— START —

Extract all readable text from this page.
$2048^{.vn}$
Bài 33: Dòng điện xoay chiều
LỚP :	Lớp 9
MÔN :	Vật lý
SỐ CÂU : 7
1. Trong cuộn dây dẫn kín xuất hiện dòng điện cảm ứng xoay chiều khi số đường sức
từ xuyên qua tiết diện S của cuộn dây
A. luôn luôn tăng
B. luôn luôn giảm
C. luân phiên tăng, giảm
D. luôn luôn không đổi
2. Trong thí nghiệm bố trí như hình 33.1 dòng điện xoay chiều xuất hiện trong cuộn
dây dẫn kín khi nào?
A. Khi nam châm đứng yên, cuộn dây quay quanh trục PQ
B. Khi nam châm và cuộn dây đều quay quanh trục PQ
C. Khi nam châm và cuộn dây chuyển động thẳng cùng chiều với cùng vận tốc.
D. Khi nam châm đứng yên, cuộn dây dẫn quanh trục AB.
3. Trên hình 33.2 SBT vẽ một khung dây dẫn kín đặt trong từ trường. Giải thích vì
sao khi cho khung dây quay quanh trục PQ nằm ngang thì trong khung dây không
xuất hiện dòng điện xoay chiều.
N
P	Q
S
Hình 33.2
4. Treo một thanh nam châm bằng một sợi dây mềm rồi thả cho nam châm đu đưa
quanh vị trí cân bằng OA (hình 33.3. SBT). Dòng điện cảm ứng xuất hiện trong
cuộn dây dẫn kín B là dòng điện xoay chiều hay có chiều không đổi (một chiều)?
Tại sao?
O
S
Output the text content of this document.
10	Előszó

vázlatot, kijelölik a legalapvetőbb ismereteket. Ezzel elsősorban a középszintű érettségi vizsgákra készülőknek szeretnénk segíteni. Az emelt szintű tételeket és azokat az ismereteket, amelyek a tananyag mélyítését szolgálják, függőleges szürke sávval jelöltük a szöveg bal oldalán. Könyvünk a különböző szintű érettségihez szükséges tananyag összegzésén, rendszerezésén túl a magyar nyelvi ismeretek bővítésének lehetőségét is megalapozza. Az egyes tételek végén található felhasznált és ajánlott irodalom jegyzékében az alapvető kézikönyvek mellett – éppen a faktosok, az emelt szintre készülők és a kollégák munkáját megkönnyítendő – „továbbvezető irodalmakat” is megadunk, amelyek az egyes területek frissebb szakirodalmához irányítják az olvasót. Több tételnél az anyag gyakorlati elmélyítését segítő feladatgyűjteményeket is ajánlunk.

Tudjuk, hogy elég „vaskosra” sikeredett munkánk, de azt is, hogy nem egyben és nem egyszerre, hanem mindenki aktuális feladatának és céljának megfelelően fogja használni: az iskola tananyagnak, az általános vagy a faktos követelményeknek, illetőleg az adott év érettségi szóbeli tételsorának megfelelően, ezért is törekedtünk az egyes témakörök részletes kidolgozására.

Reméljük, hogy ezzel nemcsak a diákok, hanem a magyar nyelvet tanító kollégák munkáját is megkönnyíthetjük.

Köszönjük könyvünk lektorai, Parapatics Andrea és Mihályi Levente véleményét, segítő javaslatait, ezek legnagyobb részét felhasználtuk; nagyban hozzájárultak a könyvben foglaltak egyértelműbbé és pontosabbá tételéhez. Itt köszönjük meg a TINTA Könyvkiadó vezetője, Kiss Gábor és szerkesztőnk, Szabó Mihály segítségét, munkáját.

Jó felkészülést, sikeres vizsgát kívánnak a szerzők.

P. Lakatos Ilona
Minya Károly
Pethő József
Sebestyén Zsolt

— END —

**What the task asks:** Find every line in the records that contains the word "giảm"; copy those lines.

**Answer for this exercise:**
B. luôn luôn giảm
C. luân phiên tăng, giảm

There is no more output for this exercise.